• **TASK DESCRIPTION**
Lines containing "name" are to be counted. Report the count alone.

━━━

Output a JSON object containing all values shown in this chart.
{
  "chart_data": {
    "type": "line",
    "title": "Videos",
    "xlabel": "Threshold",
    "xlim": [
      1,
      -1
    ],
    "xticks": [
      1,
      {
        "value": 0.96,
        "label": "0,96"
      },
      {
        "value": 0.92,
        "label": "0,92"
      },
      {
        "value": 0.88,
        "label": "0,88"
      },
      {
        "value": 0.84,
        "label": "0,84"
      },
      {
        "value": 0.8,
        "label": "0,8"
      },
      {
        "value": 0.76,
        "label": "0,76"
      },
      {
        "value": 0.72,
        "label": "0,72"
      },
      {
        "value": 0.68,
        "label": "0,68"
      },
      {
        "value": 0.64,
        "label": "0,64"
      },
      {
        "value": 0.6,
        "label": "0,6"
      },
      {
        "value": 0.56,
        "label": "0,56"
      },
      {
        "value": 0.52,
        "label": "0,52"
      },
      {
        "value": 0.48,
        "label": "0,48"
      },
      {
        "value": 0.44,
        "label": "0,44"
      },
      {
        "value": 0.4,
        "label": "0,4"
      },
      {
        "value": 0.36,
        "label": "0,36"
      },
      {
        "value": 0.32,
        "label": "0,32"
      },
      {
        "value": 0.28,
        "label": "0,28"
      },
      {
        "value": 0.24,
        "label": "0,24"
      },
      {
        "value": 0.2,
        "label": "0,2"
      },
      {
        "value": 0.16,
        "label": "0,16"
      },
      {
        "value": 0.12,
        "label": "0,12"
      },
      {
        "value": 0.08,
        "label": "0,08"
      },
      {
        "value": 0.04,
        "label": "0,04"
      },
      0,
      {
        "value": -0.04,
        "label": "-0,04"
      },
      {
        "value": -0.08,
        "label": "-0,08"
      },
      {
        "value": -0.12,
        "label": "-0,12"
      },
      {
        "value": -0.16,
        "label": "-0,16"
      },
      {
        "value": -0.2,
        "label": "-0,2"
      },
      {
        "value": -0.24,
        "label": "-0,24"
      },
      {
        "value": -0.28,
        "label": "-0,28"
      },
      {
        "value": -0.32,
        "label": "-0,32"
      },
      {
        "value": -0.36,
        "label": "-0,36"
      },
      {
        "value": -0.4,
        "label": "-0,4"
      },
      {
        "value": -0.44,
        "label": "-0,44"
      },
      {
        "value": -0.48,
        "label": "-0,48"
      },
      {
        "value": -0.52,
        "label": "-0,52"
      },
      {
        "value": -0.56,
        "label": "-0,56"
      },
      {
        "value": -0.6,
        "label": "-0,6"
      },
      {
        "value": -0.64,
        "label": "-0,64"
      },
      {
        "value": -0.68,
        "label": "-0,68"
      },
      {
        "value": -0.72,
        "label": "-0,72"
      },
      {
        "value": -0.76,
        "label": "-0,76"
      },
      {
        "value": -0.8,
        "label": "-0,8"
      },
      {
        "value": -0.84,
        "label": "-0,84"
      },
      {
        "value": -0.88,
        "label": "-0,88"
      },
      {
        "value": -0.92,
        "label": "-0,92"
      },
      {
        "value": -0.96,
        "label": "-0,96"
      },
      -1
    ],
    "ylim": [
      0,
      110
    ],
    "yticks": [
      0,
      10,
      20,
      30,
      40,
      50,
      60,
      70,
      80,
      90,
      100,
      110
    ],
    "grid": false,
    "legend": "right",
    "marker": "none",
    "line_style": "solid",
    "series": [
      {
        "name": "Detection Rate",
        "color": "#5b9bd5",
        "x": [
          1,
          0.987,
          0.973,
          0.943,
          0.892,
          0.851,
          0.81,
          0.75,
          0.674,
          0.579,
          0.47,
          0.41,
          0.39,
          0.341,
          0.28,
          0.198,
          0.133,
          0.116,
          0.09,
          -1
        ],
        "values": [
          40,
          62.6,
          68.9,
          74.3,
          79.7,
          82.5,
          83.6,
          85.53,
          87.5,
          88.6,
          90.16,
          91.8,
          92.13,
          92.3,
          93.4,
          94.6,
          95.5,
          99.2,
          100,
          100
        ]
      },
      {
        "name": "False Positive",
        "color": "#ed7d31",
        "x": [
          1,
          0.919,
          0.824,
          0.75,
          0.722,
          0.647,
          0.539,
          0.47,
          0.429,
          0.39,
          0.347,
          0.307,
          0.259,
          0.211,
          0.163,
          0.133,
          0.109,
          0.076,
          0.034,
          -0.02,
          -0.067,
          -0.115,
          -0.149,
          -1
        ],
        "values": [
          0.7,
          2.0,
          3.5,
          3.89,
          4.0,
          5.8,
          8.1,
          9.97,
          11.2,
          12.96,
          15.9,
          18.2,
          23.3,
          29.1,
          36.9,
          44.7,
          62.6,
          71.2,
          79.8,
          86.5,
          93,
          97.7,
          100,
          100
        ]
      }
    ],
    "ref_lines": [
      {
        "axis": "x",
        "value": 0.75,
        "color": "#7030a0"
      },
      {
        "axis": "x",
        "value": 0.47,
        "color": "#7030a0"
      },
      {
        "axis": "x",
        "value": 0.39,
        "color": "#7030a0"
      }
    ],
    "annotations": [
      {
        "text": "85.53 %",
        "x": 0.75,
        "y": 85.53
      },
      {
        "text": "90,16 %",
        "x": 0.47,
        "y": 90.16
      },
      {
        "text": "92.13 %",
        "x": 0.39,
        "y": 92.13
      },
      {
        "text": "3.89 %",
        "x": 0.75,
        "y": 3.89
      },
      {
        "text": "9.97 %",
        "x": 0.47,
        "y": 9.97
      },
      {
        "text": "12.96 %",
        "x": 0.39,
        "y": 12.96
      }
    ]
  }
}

━━━

• **SOLVED PROBLEM**
2